◆ Source data
▼

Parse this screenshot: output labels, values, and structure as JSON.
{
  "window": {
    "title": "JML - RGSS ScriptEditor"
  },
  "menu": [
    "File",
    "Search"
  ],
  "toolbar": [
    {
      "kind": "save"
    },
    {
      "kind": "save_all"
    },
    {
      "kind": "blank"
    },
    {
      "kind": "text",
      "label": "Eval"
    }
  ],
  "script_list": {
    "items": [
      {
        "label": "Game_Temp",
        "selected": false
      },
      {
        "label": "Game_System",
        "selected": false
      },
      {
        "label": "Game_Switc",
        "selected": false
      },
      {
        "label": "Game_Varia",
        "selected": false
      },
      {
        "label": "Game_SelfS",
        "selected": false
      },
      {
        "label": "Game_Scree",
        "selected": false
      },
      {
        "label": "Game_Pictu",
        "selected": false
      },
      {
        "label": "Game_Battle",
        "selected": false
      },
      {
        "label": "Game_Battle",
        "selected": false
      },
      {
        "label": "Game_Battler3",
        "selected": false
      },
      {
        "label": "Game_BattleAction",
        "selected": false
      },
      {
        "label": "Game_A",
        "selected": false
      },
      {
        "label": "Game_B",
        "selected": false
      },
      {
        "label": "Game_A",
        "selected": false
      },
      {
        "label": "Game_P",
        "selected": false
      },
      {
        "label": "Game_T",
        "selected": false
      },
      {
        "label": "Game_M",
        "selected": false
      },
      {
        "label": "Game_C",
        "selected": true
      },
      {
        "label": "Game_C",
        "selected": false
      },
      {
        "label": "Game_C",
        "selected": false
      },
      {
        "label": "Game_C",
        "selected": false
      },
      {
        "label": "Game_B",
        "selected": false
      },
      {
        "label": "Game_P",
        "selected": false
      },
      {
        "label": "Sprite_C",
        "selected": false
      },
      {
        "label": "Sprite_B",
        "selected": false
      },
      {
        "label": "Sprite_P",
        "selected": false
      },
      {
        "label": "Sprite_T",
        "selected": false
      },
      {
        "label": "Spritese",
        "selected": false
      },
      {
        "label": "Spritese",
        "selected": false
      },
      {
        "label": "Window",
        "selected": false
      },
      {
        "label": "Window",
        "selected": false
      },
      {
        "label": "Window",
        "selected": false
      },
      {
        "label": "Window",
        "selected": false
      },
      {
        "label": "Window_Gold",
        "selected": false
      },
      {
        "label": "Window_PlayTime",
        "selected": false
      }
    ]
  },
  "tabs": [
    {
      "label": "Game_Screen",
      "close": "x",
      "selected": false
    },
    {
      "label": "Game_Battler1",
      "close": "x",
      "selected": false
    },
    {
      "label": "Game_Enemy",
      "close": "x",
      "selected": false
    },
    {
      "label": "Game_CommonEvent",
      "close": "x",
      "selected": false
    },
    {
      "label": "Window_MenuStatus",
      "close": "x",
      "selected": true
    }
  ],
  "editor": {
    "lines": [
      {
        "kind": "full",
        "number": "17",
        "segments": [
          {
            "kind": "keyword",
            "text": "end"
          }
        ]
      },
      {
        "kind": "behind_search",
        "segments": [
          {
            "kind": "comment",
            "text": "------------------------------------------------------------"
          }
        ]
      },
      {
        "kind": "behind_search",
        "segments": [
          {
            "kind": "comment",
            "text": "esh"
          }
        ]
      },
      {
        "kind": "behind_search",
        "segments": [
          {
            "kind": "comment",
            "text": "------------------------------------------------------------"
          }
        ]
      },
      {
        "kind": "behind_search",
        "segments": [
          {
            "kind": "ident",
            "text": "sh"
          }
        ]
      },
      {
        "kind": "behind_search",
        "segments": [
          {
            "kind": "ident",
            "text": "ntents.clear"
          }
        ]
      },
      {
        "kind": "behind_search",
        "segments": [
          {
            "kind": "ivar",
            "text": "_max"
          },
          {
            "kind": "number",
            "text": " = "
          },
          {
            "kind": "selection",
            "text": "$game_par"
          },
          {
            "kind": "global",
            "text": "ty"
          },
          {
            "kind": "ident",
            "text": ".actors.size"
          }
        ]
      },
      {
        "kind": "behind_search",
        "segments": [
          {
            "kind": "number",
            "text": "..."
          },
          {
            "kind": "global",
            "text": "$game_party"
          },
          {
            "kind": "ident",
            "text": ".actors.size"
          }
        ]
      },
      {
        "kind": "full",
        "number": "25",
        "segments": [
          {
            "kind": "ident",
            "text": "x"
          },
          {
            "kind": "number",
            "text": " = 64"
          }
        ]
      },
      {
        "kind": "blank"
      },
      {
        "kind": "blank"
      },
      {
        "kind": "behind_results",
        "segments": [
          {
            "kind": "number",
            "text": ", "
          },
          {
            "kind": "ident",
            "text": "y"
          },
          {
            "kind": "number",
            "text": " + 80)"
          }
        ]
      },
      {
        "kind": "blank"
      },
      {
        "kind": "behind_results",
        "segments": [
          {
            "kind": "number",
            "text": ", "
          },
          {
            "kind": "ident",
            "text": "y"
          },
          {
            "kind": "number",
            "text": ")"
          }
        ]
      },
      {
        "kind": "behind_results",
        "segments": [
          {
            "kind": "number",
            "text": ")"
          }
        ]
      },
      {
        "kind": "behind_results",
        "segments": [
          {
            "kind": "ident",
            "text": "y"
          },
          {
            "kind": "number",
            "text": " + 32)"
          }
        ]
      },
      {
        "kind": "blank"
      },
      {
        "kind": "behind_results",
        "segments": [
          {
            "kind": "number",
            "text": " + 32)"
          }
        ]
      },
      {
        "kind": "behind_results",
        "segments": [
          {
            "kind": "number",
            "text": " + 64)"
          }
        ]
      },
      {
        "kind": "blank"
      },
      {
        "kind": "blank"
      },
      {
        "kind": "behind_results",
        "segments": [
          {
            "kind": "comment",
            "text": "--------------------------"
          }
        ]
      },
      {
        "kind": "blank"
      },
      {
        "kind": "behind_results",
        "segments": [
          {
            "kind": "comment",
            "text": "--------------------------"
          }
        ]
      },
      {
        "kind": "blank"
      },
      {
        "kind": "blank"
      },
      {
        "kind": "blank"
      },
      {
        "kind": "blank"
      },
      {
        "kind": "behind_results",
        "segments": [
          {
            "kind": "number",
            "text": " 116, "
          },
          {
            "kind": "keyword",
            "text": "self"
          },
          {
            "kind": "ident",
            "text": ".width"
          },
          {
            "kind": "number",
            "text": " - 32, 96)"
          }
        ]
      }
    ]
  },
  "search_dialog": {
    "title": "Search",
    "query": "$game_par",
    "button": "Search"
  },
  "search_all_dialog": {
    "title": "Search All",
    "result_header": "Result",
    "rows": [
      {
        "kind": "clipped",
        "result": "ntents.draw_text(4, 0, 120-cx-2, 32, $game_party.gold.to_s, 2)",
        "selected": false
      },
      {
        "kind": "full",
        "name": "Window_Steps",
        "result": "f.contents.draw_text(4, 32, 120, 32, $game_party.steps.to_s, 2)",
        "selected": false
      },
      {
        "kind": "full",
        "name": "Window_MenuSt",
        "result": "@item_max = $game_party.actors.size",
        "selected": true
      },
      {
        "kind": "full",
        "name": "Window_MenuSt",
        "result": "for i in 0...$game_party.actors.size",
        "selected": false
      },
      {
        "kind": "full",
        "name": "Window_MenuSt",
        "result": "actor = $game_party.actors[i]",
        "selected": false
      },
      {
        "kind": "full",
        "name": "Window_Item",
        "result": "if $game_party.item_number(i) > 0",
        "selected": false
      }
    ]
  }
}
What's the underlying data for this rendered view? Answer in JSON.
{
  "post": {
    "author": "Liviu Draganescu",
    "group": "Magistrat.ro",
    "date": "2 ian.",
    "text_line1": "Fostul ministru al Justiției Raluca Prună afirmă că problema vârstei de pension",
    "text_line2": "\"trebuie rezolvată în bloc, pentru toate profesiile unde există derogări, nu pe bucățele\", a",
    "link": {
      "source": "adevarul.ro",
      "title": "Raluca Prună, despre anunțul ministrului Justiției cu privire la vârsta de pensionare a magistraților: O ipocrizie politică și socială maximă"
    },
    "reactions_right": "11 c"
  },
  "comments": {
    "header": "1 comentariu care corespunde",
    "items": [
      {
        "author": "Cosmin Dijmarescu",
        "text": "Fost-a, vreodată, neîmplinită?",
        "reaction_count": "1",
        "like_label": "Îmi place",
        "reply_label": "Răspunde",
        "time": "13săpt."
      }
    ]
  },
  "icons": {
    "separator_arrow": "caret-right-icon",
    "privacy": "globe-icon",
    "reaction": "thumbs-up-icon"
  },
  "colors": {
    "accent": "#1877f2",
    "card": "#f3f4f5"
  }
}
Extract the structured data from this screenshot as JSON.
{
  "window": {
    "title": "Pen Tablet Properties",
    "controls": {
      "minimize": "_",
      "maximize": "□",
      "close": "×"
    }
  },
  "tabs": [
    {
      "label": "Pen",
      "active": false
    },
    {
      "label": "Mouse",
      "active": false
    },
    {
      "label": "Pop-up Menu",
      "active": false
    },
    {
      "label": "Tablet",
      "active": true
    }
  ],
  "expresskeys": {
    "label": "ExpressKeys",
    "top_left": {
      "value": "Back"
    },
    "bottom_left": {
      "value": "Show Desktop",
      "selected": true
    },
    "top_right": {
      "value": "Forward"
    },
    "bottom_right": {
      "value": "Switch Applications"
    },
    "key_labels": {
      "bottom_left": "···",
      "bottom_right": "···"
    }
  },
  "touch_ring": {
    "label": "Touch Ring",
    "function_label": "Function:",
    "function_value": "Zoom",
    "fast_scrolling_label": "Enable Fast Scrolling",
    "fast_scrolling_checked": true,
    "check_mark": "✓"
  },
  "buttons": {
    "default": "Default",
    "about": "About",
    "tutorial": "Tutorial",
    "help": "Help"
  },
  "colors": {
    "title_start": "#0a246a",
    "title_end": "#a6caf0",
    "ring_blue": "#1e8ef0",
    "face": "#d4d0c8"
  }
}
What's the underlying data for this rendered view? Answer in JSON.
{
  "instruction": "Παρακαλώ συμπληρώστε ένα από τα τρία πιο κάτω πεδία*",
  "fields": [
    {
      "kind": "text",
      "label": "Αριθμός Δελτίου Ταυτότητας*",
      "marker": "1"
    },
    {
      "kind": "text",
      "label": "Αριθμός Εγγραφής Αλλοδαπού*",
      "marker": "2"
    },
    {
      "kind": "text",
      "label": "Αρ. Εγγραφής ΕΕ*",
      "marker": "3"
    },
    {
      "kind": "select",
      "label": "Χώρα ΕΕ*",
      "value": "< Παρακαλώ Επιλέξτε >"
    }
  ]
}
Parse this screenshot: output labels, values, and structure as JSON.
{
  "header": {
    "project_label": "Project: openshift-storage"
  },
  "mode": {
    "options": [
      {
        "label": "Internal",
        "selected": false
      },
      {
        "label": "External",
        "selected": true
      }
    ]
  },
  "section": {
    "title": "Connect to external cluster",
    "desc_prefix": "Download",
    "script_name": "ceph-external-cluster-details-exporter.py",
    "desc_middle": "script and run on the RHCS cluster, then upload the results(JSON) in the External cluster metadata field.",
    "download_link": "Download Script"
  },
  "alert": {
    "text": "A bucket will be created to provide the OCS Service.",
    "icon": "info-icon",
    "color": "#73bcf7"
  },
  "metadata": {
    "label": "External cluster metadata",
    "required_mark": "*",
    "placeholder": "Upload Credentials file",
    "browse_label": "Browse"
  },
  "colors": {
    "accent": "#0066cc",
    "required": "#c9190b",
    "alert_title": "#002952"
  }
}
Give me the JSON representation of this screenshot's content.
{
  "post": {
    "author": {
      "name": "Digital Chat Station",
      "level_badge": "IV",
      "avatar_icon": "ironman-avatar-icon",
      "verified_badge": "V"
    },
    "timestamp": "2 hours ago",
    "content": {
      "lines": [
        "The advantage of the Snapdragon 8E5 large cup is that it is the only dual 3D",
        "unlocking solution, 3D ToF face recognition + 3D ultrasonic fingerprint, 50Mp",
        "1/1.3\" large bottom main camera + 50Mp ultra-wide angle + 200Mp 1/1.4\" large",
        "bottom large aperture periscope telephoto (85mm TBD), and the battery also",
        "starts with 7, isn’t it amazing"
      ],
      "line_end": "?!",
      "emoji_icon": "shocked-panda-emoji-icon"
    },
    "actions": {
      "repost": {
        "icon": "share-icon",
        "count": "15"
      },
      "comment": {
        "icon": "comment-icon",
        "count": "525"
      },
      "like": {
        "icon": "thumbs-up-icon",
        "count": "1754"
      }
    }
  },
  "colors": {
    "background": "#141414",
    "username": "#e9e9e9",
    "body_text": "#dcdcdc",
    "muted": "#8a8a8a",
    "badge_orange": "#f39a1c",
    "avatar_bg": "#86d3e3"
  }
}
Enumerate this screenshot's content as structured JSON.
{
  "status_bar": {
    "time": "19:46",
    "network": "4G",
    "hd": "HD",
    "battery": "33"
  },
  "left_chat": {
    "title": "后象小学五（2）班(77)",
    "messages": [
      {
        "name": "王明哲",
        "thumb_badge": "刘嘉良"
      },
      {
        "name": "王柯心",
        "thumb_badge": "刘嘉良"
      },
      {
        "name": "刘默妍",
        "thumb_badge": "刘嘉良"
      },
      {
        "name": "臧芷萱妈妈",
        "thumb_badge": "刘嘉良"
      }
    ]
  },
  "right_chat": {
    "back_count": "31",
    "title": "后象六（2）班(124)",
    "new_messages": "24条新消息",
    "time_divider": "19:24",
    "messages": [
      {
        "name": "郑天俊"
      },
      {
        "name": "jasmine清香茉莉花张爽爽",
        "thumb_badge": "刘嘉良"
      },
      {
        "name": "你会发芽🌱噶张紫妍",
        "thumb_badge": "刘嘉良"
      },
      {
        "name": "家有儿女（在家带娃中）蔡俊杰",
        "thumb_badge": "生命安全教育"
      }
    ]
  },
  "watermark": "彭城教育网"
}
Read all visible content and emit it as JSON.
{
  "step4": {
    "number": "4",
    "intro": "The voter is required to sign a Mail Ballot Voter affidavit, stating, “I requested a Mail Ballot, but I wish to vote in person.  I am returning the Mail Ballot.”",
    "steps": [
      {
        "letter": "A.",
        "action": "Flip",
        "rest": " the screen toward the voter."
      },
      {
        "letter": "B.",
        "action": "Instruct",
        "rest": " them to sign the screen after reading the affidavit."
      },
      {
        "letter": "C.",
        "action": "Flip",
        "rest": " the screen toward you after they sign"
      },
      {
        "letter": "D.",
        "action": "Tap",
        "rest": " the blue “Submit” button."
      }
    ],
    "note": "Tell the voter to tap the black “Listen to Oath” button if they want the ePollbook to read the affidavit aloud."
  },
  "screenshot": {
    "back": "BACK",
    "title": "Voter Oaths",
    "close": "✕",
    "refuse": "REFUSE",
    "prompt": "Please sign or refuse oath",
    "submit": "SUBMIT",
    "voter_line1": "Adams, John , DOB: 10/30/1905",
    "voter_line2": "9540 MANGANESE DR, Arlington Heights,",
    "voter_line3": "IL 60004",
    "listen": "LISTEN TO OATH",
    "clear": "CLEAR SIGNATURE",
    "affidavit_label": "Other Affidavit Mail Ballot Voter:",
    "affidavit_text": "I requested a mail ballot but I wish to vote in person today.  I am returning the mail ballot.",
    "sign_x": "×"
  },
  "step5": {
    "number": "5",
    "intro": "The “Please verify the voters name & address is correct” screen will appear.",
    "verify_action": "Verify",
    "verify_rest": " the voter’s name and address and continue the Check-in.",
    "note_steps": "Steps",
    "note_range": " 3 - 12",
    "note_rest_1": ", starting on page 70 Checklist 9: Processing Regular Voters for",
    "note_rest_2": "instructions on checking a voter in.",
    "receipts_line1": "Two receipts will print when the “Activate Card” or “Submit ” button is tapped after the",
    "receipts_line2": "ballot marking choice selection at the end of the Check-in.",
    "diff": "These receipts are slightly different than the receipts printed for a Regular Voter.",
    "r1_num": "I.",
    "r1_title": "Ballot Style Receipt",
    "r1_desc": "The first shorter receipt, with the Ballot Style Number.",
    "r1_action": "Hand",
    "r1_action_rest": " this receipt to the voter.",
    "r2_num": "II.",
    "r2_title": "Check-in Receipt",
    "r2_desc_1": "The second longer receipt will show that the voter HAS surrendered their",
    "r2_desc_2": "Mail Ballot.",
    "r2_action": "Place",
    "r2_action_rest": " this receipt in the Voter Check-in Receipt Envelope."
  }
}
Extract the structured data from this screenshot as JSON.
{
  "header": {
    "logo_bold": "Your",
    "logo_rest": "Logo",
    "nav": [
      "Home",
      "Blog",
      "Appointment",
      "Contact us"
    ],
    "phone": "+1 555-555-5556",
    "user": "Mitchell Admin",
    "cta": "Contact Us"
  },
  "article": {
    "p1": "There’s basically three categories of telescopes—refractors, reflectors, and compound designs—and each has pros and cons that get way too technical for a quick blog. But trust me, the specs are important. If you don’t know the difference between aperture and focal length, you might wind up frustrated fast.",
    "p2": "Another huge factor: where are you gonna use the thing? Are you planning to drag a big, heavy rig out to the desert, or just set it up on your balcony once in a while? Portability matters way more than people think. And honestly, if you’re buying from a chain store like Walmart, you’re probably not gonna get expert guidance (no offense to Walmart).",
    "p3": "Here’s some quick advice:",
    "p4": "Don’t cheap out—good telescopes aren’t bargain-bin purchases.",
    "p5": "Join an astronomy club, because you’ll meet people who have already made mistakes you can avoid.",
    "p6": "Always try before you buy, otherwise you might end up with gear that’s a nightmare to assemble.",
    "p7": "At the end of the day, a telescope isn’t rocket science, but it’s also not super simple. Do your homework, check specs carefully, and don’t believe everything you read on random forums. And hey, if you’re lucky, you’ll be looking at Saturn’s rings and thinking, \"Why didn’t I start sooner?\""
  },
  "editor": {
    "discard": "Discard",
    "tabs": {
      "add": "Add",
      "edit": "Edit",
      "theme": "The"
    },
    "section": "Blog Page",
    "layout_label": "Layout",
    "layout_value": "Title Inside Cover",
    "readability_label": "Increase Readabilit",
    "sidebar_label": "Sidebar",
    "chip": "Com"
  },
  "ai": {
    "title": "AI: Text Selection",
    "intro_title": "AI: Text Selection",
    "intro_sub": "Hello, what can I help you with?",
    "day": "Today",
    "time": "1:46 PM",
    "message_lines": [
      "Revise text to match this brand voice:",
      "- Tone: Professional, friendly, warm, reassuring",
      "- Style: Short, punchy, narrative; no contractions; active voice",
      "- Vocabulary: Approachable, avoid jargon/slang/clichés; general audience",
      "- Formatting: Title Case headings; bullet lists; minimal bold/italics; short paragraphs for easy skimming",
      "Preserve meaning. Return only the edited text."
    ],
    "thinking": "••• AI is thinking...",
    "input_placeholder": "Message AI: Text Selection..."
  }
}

▲

◆ Exercise task
Within the listing above, find every line containing the string "Αριθμός" and return it.

◆ Answer to this exercise
      "label": "Αριθμός Δελτίου Ταυτότητας*",
      "label": "Αριθμός Εγγραφής Αλλοδαπού*",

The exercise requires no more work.